[What the task asks]: Wherever the string "ингредиенты" appears, copy the whole line.

[start Entries]

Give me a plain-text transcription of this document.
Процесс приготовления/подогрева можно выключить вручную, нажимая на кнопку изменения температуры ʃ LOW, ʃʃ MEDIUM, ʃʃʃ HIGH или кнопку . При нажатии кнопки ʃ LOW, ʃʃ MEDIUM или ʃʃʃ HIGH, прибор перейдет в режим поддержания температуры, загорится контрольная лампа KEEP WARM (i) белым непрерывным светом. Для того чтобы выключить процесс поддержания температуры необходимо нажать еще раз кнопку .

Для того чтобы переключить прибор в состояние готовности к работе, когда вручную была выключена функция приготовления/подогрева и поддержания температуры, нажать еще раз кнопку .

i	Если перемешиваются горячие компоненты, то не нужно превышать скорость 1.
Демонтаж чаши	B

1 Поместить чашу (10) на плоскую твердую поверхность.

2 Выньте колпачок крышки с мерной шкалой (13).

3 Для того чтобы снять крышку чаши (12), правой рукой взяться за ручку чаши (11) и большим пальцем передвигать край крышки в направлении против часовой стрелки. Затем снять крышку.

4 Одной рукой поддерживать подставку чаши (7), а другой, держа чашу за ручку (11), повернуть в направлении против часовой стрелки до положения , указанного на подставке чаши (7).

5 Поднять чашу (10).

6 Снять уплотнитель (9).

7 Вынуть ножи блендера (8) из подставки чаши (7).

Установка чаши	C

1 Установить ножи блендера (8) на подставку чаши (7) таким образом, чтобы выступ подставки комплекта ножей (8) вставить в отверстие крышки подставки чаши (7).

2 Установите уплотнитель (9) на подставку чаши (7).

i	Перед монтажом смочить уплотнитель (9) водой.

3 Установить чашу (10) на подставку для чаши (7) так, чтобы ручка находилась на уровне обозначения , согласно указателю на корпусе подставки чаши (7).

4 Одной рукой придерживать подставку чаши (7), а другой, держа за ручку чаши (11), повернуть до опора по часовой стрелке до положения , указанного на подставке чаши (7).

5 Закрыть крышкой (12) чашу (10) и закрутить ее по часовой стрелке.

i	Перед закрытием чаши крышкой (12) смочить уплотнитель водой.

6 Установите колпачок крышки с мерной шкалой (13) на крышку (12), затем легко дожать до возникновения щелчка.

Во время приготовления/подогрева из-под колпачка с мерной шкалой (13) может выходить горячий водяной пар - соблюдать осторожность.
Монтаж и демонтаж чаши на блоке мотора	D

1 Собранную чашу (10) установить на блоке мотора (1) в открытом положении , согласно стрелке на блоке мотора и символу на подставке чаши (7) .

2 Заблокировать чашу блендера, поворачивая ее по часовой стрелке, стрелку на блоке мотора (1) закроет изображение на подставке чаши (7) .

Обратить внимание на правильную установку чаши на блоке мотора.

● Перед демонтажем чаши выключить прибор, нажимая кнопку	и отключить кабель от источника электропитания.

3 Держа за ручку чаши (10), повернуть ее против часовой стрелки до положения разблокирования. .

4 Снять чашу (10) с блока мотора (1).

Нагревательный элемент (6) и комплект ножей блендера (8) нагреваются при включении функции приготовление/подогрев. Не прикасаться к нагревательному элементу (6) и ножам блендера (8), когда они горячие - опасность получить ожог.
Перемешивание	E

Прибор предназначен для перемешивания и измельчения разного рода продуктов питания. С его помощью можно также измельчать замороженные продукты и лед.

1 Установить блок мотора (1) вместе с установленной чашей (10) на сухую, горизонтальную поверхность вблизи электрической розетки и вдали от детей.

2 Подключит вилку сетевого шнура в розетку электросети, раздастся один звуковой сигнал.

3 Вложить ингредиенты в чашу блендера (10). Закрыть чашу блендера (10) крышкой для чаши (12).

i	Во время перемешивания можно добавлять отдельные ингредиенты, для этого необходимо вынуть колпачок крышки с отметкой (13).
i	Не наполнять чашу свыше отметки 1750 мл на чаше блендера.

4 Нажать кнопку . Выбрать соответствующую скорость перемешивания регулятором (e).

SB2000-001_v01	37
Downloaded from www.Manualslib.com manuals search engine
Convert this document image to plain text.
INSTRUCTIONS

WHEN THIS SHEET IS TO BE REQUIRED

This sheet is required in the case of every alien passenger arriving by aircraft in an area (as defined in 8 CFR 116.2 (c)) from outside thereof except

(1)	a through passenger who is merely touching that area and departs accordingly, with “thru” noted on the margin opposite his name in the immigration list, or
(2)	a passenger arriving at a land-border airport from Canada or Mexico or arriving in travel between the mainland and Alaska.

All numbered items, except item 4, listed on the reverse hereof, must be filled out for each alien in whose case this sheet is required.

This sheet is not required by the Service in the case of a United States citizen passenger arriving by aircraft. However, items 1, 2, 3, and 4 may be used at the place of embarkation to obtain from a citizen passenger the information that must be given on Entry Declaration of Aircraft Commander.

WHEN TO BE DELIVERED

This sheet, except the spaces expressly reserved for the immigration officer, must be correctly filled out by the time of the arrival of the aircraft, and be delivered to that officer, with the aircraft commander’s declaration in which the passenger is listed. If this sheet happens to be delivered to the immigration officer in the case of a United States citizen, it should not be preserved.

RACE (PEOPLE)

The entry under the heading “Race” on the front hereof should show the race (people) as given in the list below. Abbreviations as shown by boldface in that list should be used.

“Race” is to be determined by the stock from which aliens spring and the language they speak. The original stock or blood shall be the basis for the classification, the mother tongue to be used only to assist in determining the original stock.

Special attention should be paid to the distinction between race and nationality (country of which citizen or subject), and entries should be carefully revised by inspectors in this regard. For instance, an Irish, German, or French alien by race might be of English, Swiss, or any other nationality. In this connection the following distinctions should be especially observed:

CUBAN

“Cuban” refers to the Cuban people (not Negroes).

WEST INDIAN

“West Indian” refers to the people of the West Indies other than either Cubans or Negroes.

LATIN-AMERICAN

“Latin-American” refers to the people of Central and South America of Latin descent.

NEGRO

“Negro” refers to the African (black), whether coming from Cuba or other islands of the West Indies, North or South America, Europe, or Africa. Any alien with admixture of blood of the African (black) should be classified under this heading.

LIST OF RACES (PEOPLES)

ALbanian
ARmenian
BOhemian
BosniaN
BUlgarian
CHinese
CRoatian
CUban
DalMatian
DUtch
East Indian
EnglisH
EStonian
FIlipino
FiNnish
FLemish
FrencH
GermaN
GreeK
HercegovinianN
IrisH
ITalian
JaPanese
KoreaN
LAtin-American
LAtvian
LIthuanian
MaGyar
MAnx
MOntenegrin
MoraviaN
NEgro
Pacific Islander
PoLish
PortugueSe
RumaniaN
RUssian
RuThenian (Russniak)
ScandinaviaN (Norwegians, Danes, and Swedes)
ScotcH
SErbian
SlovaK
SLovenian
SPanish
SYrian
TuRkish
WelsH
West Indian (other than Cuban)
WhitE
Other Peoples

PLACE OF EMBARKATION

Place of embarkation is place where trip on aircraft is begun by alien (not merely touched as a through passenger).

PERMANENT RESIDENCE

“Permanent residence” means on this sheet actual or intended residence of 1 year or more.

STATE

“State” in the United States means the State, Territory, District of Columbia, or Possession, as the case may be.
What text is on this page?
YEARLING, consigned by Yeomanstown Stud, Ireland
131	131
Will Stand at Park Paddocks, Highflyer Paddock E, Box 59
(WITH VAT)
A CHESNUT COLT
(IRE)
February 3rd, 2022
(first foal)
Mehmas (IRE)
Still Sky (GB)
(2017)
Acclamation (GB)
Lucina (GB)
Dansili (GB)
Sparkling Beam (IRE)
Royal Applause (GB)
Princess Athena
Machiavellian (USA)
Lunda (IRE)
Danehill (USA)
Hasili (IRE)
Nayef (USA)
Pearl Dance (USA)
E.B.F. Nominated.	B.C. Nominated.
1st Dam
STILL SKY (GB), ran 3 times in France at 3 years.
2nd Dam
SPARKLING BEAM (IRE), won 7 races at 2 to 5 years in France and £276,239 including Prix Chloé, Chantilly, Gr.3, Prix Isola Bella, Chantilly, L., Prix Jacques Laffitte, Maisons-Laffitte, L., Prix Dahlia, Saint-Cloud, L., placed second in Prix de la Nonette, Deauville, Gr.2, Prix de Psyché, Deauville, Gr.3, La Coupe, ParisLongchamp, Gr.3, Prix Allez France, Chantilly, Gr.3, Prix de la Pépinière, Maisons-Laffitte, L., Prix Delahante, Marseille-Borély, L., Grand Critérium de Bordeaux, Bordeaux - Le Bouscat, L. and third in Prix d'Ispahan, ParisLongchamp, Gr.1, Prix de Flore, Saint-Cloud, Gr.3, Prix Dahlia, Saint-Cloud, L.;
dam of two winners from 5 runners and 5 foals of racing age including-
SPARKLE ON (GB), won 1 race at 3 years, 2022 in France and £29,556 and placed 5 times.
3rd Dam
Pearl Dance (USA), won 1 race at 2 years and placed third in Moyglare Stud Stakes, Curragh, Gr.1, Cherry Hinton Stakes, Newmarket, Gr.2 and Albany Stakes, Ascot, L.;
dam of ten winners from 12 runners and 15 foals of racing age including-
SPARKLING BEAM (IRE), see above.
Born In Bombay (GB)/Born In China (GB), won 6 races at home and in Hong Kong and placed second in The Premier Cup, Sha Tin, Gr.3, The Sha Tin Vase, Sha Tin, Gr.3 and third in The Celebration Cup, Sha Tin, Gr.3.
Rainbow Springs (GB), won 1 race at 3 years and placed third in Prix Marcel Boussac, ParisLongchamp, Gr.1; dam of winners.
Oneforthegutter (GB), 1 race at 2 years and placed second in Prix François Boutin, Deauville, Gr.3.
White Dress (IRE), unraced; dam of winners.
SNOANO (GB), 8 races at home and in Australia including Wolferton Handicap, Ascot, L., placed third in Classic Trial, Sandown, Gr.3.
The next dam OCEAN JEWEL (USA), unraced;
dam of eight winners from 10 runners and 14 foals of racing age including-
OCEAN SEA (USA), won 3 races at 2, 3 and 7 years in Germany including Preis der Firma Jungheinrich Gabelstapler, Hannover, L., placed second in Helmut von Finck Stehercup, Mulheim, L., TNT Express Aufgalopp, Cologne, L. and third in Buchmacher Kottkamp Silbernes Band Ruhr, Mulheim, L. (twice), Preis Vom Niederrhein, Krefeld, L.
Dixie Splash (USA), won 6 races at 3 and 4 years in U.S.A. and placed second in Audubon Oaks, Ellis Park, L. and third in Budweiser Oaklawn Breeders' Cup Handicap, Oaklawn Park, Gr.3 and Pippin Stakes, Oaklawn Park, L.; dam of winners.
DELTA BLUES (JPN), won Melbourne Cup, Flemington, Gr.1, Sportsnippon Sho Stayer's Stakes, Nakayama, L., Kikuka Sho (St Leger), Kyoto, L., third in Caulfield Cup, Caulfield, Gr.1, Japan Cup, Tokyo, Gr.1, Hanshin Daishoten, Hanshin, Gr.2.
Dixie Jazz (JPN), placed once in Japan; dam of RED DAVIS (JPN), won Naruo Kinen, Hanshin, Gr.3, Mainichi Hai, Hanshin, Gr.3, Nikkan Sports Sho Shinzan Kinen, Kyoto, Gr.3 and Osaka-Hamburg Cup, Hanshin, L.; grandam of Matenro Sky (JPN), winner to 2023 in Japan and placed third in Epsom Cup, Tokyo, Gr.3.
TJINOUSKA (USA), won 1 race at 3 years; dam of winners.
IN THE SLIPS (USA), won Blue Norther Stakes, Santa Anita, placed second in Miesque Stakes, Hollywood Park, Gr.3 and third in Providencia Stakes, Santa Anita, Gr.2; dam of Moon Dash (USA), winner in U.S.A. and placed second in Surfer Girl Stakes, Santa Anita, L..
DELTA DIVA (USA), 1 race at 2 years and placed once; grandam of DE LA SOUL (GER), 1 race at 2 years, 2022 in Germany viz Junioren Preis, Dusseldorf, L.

[end Entries]

[Problem solution]:
3 Вложить ингредиенты в чашу блендера (10). Закрыть чашу блендера (10) крышкой для чаши (12).
i	Во время перемешивания можно добавлять отдельные ингредиенты, для этого необходимо вынуть колпачок крышки с отметкой (13).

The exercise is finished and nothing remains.